__EXERCISE__
Your task is to repeat the listing exactly.

Stored records

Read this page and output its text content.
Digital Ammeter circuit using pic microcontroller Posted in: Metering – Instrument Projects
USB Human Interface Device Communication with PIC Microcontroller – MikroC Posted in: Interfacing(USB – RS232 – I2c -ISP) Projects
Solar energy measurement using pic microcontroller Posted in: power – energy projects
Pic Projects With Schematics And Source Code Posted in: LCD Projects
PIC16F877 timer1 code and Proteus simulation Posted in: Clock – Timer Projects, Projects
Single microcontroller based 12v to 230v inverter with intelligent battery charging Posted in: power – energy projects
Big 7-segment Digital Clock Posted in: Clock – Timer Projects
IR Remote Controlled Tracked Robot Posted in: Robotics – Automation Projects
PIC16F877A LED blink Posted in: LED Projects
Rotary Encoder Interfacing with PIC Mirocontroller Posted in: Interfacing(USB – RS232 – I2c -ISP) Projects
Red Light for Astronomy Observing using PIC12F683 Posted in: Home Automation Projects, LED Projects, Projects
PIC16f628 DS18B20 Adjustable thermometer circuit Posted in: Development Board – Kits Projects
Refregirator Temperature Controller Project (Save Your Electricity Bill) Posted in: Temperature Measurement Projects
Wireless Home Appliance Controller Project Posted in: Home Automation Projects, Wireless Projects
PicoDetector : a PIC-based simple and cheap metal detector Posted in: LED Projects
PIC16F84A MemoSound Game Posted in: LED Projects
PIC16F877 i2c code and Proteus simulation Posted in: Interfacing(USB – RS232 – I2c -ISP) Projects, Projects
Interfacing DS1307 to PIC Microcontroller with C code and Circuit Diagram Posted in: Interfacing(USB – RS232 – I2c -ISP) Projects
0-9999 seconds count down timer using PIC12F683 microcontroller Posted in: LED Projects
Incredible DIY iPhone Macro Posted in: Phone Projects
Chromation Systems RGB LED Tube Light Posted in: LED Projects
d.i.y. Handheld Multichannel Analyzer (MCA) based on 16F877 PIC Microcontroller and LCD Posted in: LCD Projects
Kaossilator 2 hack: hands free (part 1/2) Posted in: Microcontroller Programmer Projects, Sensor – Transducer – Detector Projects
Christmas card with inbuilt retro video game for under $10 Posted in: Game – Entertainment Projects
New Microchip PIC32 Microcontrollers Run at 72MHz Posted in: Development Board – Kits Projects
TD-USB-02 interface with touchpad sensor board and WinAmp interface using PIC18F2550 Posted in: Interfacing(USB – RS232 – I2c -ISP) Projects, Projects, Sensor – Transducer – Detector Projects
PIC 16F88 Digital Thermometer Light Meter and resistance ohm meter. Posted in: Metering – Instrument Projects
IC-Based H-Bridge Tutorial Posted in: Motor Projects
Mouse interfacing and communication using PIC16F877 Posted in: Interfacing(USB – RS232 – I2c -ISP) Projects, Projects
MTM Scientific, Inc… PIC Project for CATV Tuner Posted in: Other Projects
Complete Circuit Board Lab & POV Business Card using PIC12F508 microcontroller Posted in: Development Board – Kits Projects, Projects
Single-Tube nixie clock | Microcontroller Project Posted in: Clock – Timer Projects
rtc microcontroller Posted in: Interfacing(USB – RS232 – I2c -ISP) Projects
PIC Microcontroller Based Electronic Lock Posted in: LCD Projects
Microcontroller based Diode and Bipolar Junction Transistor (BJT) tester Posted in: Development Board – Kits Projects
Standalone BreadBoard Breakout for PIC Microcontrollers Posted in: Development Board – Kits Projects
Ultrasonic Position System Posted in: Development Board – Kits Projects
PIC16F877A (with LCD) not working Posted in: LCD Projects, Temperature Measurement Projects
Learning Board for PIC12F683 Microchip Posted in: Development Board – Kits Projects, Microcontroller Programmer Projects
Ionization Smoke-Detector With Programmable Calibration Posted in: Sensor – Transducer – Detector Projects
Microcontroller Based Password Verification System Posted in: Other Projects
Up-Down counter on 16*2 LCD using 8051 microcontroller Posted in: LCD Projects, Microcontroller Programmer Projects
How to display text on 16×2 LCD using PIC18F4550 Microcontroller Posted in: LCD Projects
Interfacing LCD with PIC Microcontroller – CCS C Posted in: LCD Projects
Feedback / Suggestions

__COMPLETED EXERCISE__
Read this page and output its text content.
Digital Ammeter circuit using pic microcontroller Posted in: Metering – Instrument Projects
USB Human Interface Device Communication with PIC Microcontroller – MikroC Posted in: Interfacing(USB – RS232 – I2c -ISP) Projects
Solar energy measurement using pic microcontroller Posted in: power – energy projects
Pic Projects With Schematics And Source Code Posted in: LCD Projects
PIC16F877 timer1 code and Proteus simulation Posted in: Clock – Timer Projects, Projects
Single microcontroller based 12v to 230v inverter with intelligent battery charging Posted in: power – energy projects
Big 7-segment Digital Clock Posted in: Clock – Timer Projects
IR Remote Controlled Tracked Robot Posted in: Robotics – Automation Projects
PIC16F877A LED blink Posted in: LED Projects
Rotary Encoder Interfacing with PIC Mirocontroller Posted in: Interfacing(USB – RS232 – I2c -ISP) Projects
Red Light for Astronomy Observing using PIC12F683 Posted in: Home Automation Projects, LED Projects, Projects
PIC16f628 DS18B20 Adjustable thermometer circuit Posted in: Development Board – Kits Projects
Refregirator Temperature Controller Project (Save Your Electricity Bill) Posted in: Temperature Measurement Projects
Wireless Home Appliance Controller Project Posted in: Home Automation Projects, Wireless Projects
PicoDetector : a PIC-based simple and cheap metal detector Posted in: LED Projects
PIC16F84A MemoSound Game Posted in: LED Projects
PIC16F877 i2c code and Proteus simulation Posted in: Interfacing(USB – RS232 – I2c -ISP) Projects, Projects
Interfacing DS1307 to PIC Microcontroller with C code and Circuit Diagram Posted in: Interfacing(USB – RS232 – I2c -ISP) Projects
0-9999 seconds count down timer using PIC12F683 microcontroller Posted in: LED Projects
Incredible DIY iPhone Macro Posted in: Phone Projects
Chromation Systems RGB LED Tube Light Posted in: LED Projects
d.i.y. Handheld Multichannel Analyzer (MCA) based on 16F877 PIC Microcontroller and LCD Posted in: LCD Projects
Kaossilator 2 hack: hands free (part 1/2) Posted in: Microcontroller Programmer Projects, Sensor – Transducer – Detector Projects
Christmas card with inbuilt retro video game for under $10 Posted in: Game – Entertainment Projects
New Microchip PIC32 Microcontrollers Run at 72MHz Posted in: Development Board – Kits Projects
TD-USB-02 interface with touchpad sensor board and WinAmp interface using PIC18F2550 Posted in: Interfacing(USB – RS232 – I2c -ISP) Projects, Projects, Sensor – Transducer – Detector Projects
PIC 16F88 Digital Thermometer Light Meter and resistance ohm meter. Posted in: Metering – Instrument Projects
IC-Based H-Bridge Tutorial Posted in: Motor Projects
Mouse interfacing and communication using PIC16F877 Posted in: Interfacing(USB – RS232 – I2c -ISP) Projects, Projects
MTM Scientific, Inc… PIC Project for CATV Tuner Posted in: Other Projects
Complete Circuit Board Lab & POV Business Card using PIC12F508 microcontroller Posted in: Development Board – Kits Projects, Projects
Single-Tube nixie clock | Microcontroller Project Posted in: Clock – Timer Projects
rtc microcontroller Posted in: Interfacing(USB – RS232 – I2c -ISP) Projects
PIC Microcontroller Based Electronic Lock Posted in: LCD Projects
Microcontroller based Diode and Bipolar Junction Transistor (BJT) tester Posted in: Development Board – Kits Projects
Standalone BreadBoard Breakout for PIC Microcontrollers Posted in: Development Board – Kits Projects
Ultrasonic Position System Posted in: Development Board – Kits Projects
PIC16F877A (with LCD) not working Posted in: LCD Projects, Temperature Measurement Projects
Learning Board for PIC12F683 Microchip Posted in: Development Board – Kits Projects, Microcontroller Programmer Projects
Ionization Smoke-Detector With Programmable Calibration Posted in: Sensor – Transducer – Detector Projects
Microcontroller Based Password Verification System Posted in: Other Projects
Up-Down counter on 16*2 LCD using 8051 microcontroller Posted in: LCD Projects, Microcontroller Programmer Projects
How to display text on 16×2 LCD using PIC18F4550 Microcontroller Posted in: LCD Projects
Interfacing LCD with PIC Microcontroller – CCS C Posted in: LCD Projects
Feedback / Suggestions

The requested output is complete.